### Cosa occorre
Continua il testo sulla jouissance e sulla cura con i medicinali, riprendendo subito dopo la sua ultima frase.

Il soggetto non è né corpo né parola, si tratta di un soggetto alienato, diviso a causa del godimento (jouissance).
Quando un soggetto non è diviso, cioè quando la sua jouissance non è barrata, limitata, la scienza puo’ intervenire. Certe molecole come l’halopéridol, possono bloccare i neurotrasmettitori della jouissance. Ma l’eccesso di jouissance non si scatena a livello di un supposto "centro di piacere", ma procede da un difetto del simbolico» (pag.16). Nel caso di soggetti psicotici, i neurolettici combattono il «troppo» di jouissance: un «troppo» che impedisce al soggetto di agire, di lavorare, di avere contatti con i suoi simili. Ovviamente i medicinali diminuiscono la sofferenza, ma spesso — come si vede negli ospedali psichiatrici — conducono verso una passività completa: il soggetto non scende più dal suo letto: assenza totale di ogni forma di azione, di desiderio. I medicinali non agiscono sulla causa ma sul mediatore, bloccano la jouissance e così l’angoscia, il delirio e le allucinazioni, ma la causa resta inesplorata. Non c’è nessuna ragione che la sofferenza scompaia definitivamente «la causa del dolore una volta addormentata si rifiuterà di parlare» (pag.362). Bisogna separare, anche se l’una non esclude l’altra, la cura dei medicinali dalla cura della parola.

### Dati estratti
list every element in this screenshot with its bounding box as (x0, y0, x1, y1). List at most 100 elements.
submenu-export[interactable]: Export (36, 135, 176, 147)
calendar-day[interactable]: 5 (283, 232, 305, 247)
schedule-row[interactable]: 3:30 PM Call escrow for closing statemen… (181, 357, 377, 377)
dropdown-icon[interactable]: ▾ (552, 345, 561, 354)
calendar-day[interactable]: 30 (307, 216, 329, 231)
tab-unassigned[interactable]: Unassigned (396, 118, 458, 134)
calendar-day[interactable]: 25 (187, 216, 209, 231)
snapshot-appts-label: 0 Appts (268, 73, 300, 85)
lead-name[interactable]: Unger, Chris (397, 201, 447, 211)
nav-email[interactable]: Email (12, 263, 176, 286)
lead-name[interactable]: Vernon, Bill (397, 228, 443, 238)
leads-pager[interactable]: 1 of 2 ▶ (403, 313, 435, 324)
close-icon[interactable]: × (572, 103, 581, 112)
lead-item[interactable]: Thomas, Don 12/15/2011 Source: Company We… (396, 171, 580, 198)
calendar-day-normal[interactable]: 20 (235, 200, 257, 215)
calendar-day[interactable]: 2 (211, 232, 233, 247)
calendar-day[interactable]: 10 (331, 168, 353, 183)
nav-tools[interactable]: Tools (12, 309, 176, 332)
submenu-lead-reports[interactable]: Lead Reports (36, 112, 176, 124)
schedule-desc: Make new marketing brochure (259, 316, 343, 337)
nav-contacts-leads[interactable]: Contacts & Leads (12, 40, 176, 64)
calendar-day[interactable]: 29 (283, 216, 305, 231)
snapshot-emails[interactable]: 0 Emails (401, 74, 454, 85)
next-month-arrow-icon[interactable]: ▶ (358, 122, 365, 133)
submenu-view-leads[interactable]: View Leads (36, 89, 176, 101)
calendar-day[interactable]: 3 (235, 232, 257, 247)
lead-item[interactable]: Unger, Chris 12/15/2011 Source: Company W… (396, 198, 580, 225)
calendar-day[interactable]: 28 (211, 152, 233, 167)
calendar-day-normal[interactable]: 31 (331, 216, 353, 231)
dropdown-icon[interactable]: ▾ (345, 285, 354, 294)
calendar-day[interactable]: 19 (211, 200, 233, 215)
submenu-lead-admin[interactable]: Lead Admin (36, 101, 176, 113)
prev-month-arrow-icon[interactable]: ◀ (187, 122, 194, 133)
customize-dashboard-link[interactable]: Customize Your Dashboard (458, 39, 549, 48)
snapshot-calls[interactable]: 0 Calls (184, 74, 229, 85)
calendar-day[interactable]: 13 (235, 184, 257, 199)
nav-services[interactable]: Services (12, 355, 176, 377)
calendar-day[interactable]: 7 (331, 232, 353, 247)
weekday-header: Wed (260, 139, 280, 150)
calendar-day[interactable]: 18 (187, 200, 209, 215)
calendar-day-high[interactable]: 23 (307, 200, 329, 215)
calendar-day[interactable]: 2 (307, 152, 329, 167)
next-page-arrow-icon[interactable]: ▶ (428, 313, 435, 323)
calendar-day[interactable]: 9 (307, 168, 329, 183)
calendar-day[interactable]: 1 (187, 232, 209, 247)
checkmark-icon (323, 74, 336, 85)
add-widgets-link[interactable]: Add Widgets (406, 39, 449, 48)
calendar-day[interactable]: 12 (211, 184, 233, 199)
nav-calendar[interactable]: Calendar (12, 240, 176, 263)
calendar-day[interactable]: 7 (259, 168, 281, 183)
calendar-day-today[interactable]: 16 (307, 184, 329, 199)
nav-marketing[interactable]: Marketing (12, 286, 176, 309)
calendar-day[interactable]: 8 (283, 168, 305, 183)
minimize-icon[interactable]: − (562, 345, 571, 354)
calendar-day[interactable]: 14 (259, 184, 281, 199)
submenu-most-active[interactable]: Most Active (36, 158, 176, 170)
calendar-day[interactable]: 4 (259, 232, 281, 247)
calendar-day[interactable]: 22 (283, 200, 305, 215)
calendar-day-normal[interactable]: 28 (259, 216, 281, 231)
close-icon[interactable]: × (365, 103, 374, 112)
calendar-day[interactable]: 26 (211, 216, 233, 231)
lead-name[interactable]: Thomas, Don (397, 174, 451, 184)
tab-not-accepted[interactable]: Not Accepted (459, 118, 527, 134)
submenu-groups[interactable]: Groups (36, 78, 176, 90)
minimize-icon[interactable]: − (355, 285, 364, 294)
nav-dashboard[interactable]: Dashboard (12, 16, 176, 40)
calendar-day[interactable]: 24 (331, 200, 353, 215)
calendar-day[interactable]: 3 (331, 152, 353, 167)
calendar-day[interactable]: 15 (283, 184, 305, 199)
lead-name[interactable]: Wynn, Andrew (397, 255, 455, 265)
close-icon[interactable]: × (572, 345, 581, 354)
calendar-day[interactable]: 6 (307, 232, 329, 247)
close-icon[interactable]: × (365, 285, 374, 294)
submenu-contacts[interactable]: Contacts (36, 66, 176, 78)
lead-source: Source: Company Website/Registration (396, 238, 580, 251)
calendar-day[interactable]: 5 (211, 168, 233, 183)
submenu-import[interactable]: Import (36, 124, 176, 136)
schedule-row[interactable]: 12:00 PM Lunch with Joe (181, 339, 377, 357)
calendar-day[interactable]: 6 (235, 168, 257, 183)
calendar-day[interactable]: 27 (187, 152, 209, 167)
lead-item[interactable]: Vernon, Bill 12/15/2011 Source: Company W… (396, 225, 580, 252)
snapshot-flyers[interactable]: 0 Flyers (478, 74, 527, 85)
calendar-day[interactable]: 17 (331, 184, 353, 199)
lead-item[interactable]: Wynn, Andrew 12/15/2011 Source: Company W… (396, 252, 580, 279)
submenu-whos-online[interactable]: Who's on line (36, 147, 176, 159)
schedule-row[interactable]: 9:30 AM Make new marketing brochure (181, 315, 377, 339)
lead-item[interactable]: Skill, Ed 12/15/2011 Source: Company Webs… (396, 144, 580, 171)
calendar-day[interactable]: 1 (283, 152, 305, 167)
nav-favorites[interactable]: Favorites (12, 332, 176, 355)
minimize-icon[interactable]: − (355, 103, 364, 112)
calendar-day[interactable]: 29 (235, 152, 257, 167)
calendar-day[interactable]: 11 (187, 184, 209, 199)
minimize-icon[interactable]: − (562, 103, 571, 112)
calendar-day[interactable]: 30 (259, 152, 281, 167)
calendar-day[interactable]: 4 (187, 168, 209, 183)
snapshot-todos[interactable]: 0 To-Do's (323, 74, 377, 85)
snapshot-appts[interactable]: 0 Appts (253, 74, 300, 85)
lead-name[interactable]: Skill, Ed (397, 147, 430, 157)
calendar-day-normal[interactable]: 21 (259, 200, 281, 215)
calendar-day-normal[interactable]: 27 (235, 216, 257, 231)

### Soluzione dell'esercizio
La cura della parola rimette in azione il soggetto, grazie alla sua conquista del sapere incoscio, sapere che fino ad allora restava fissato nel sintomo. Un soggetto è in principio un soggetto che nega il proprio determinismo: prima era il sintomo che mostrava il rifiuto del soggetto a farsi oggetto del desiderio dell’Altro. Ora, grazie alla cura della parola, il soggetto può passare all’azione, azione che non è la risposta in negativo alla causalità che lo condiziona, ma cambiamento, sorpresa, imprevisto…Il desiderio non ha trovato la sua causa: la causa del desiderio non è situata da qualche parte, e il problema non è di ritrovarla. Si tratta invece di un desiderio senza causa, nel senso che la causa non è determinata in anticipo. E’ un desiderio inatteso, che può finalmente deragliare, uscire dal percorso che era stato stabilito per lui dall’Altro.